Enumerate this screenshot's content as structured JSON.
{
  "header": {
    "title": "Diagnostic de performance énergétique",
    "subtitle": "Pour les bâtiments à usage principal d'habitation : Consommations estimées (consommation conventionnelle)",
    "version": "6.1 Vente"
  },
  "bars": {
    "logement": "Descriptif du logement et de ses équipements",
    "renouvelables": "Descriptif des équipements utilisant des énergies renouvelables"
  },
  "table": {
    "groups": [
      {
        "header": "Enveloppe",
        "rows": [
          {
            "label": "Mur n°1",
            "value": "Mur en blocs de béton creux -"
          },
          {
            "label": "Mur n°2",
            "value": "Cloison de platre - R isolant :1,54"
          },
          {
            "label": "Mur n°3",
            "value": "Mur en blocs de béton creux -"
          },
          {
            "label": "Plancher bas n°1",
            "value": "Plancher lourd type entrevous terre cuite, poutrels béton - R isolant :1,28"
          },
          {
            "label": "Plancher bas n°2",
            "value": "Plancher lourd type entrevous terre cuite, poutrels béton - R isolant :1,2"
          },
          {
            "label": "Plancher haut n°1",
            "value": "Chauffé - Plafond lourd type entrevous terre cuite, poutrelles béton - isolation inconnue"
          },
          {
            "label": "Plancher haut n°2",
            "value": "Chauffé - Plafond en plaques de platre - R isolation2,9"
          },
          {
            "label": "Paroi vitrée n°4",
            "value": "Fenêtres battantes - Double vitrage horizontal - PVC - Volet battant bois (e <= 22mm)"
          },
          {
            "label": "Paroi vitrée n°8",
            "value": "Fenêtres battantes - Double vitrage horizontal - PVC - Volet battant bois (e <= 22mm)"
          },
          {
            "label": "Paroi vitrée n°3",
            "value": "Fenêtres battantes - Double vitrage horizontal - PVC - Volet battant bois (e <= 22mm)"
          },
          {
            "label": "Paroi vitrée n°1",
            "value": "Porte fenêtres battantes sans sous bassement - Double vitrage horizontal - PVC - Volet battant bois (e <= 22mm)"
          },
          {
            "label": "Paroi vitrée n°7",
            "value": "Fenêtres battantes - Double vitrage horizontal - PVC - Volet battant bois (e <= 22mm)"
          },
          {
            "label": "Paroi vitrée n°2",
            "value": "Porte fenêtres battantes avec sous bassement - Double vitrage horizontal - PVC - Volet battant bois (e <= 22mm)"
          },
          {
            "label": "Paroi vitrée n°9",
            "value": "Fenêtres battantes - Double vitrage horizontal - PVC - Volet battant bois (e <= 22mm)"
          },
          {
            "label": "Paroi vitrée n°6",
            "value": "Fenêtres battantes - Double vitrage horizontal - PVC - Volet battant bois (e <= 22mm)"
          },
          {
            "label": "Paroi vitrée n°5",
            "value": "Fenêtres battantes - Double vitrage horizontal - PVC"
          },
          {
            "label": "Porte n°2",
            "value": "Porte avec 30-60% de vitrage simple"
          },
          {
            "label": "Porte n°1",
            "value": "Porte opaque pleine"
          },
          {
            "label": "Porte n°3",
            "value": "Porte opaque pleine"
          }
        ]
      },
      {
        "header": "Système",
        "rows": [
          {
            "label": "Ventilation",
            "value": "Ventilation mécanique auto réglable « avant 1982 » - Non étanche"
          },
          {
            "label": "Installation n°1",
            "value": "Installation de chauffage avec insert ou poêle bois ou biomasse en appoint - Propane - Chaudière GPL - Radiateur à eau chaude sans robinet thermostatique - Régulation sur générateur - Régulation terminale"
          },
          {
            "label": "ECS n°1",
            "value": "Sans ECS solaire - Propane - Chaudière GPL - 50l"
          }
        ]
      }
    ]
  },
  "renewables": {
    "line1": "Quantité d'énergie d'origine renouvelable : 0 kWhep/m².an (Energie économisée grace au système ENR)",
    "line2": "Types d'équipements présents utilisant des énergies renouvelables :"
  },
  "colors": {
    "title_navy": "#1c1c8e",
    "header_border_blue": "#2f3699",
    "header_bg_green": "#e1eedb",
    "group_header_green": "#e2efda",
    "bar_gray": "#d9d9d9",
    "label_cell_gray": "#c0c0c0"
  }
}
========
CHALLENGE: Every entry needs to be retyped exactly.

ANSWER TO THIS EXERCISE:
Enumerate this screenshot's content as structured JSON.
{
  "header": {
    "title": "Diagnostic de performance énergétique",
    "subtitle": "Pour les bâtiments à usage principal d'habitation : Consommations estimées (consommation conventionnelle)",
    "version": "6.1 Vente"
  },
  "bars": {
    "logement": "Descriptif du logement et de ses équipements",
    "renouvelables": "Descriptif des équipements utilisant des énergies renouvelables"
  },
  "table": {
    "groups": [
      {
        "header": "Enveloppe",
        "rows": [
          {
            "label": "Mur n°1",
            "value": "Mur en blocs de béton creux -"
          },
          {
            "label": "Mur n°2",
            "value": "Cloison de platre - R isolant :1,54"
          },
          {
            "label": "Mur n°3",
            "value": "Mur en blocs de béton creux -"
          },
          {
            "label": "Plancher bas n°1",
            "value": "Plancher lourd type entrevous terre cuite, poutrels béton - R isolant :1,28"
          },
          {
            "label": "Plancher bas n°2",
            "value": "Plancher lourd type entrevous terre cuite, poutrels béton - R isolant :1,2"
          },
          {
            "label": "Plancher haut n°1",
            "value": "Chauffé - Plafond lourd type entrevous terre cuite, poutrelles béton - isolation inconnue"
          },
          {
            "label": "Plancher haut n°2",
            "value": "Chauffé - Plafond en plaques de platre - R isolation2,9"
          },
          {
            "label": "Paroi vitrée n°4",
            "value": "Fenêtres battantes - Double vitrage horizontal - PVC - Volet battant bois (e <= 22mm)"
          },
          {
            "label": "Paroi vitrée n°8",
            "value": "Fenêtres battantes - Double vitrage horizontal - PVC - Volet battant bois (e <= 22mm)"
          },
          {
            "label": "Paroi vitrée n°3",
            "value": "Fenêtres battantes - Double vitrage horizontal - PVC - Volet battant bois (e <= 22mm)"
          },
          {
            "label": "Paroi vitrée n°1",
            "value": "Porte fenêtres battantes sans sous bassement - Double vitrage horizontal - PVC - Volet battant bois (e <= 22mm)"
          },
          {
            "label": "Paroi vitrée n°7",
            "value": "Fenêtres battantes - Double vitrage horizontal - PVC - Volet battant bois (e <= 22mm)"
          },
          {
            "label": "Paroi vitrée n°2",
            "value": "Porte fenêtres battantes avec sous bassement - Double vitrage horizontal - PVC - Volet battant bois (e <= 22mm)"
          },
          {
            "label": "Paroi vitrée n°9",
            "value": "Fenêtres battantes - Double vitrage horizontal - PVC - Volet battant bois (e <= 22mm)"
          },
          {
            "label": "Paroi vitrée n°6",
            "value": "Fenêtres battantes - Double vitrage horizontal - PVC - Volet battant bois (e <= 22mm)"
          },
          {
            "label": "Paroi vitrée n°5",
            "value": "Fenêtres battantes - Double vitrage horizontal - PVC"
          },
          {
            "label": "Porte n°2",
            "value": "Porte avec 30-60% de vitrage simple"
          },
          {
            "label": "Porte n°1",
            "value": "Porte opaque pleine"
          },
          {
            "label": "Porte n°3",
            "value": "Porte opaque pleine"
          }
        ]
      },
      {
        "header": "Système",
        "rows": [
          {
            "label": "Ventilation",
            "value": "Ventilation mécanique auto réglable « avant 1982 » - Non étanche"
          },
          {
            "label": "Installation n°1",
            "value": "Installation de chauffage avec insert ou poêle bois ou biomasse en appoint - Propane - Chaudière GPL - Radiateur à eau chaude sans robinet thermostatique - Régulation sur générateur - Régulation terminale"
          },
          {
            "label": "ECS n°1",
            "value": "Sans ECS solaire - Propane - Chaudière GPL - 50l"
          }
        ]
      }
    ]
  },
  "renewables": {
    "line1": "Quantité d'énergie d'origine renouvelable : 0 kWhep/m².an (Energie économisée grace au système ENR)",
    "line2": "Types d'équipements présents utilisant des énergies renouvelables :"
  },
  "colors": {
    "title_navy": "#1c1c8e",
    "header_border_blue": "#2f3699",
    "header_bg_green": "#e1eedb",
    "group_header_green": "#e2efda",
    "bar_gray": "#d9d9d9",
    "label_cell_gray": "#c0c0c0"
  }
}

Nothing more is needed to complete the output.